Good column by Con Coughlin in the Daily Telgraph, "The West can't let Iran have the bomb":
[External Link]
Good details on the bomb program.
Mark
Ottawa
If North Korea lobbed a 'low yield', 'tactical' nuclear weapon over the DMZ to take out an American nuclear missile installation targetted at Pyongyang, would the response be conventional or nuclear?
While we're making inane WWII comparisons, the only difference between a 5KT yield nuclear weapon and the one that hit Hiroshima is a factor of 3 and 600 meters of altitude.
Maybe a more recent comparison would help. Pakistan tested its first nuclear weapon in 1998, the yield was 9KT.
In what world could you possibly be living that detonating a 5KT nuclear bomb is an entirely different league than 'actual' nuclear weapons?
Dara: US nuclear weapons were removed from South Korea in 1992 (or maybe December 1991)--so can you come up with another excuse for Kim Jong-il lobbing one south?
[External Link]
[External Link]
Mark
Ottawa
It was hypothetical Mark, North Korea wouldn't bother developing a tactical nuclear weapon because they know that it would never be considered 'tactical' if they ever used it. It would rightly be considered a WMD attack regardless of yield.
For the sake of argument, how about a South Korean reactor producing enriched uranium that the North says is for a renewed nuclear weapons program?
Oops, substitute "enriched uranium" for "plutonium".

(Document understanding data)
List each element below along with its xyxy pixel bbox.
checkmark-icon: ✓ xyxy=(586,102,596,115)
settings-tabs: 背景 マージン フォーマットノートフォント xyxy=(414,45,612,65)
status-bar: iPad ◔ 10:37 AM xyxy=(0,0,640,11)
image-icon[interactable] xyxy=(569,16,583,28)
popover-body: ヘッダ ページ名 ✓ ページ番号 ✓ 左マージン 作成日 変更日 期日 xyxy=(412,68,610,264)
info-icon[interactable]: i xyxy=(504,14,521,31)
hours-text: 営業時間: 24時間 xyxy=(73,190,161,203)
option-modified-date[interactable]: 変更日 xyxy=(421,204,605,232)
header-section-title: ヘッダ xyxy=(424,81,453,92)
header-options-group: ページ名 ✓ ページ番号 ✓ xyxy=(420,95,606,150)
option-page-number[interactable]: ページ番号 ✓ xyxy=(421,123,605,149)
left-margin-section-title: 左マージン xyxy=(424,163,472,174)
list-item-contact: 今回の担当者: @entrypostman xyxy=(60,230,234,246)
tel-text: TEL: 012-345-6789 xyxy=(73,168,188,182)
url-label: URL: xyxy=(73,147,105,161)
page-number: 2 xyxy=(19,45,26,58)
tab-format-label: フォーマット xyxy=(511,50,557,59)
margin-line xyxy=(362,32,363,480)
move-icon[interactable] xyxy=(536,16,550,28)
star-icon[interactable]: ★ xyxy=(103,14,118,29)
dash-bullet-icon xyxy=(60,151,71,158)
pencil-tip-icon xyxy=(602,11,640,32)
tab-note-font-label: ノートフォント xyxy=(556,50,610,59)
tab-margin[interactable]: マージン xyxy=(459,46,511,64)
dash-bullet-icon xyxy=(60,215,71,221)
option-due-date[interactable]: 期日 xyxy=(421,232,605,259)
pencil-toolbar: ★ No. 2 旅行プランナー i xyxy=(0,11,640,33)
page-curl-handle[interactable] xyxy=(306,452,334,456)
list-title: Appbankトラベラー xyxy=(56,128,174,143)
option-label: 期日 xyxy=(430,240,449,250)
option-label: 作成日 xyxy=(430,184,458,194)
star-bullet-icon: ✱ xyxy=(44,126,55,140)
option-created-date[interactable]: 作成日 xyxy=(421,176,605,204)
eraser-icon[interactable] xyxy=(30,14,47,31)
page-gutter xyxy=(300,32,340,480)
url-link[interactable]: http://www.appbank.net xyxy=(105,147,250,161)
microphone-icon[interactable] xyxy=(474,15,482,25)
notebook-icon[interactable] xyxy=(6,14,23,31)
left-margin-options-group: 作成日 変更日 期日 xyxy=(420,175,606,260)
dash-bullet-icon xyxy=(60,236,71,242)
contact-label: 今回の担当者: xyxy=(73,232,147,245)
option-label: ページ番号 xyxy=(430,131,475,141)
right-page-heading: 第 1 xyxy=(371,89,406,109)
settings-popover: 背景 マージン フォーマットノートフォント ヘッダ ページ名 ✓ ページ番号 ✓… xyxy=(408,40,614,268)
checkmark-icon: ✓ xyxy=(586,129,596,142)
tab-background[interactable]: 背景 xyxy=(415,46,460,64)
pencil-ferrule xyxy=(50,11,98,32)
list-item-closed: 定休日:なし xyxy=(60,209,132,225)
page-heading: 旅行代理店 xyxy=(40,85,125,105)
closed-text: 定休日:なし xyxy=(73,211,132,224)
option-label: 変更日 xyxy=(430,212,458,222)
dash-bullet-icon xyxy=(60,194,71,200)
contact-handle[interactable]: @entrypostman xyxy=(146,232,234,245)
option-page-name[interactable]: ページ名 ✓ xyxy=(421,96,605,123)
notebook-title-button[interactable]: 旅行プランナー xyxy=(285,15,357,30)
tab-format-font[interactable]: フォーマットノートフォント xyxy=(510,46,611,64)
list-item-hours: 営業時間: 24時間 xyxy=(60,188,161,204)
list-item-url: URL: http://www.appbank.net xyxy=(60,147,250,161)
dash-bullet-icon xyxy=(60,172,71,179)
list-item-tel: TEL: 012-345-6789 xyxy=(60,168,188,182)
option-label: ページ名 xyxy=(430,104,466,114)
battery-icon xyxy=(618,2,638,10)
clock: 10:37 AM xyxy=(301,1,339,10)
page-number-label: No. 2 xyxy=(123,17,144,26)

• **Work order**
In the discussion thread about Iran and the bomb, what yield is given for the first nuclear weapon Pakistan tested in 1998?

• **Result**
9KT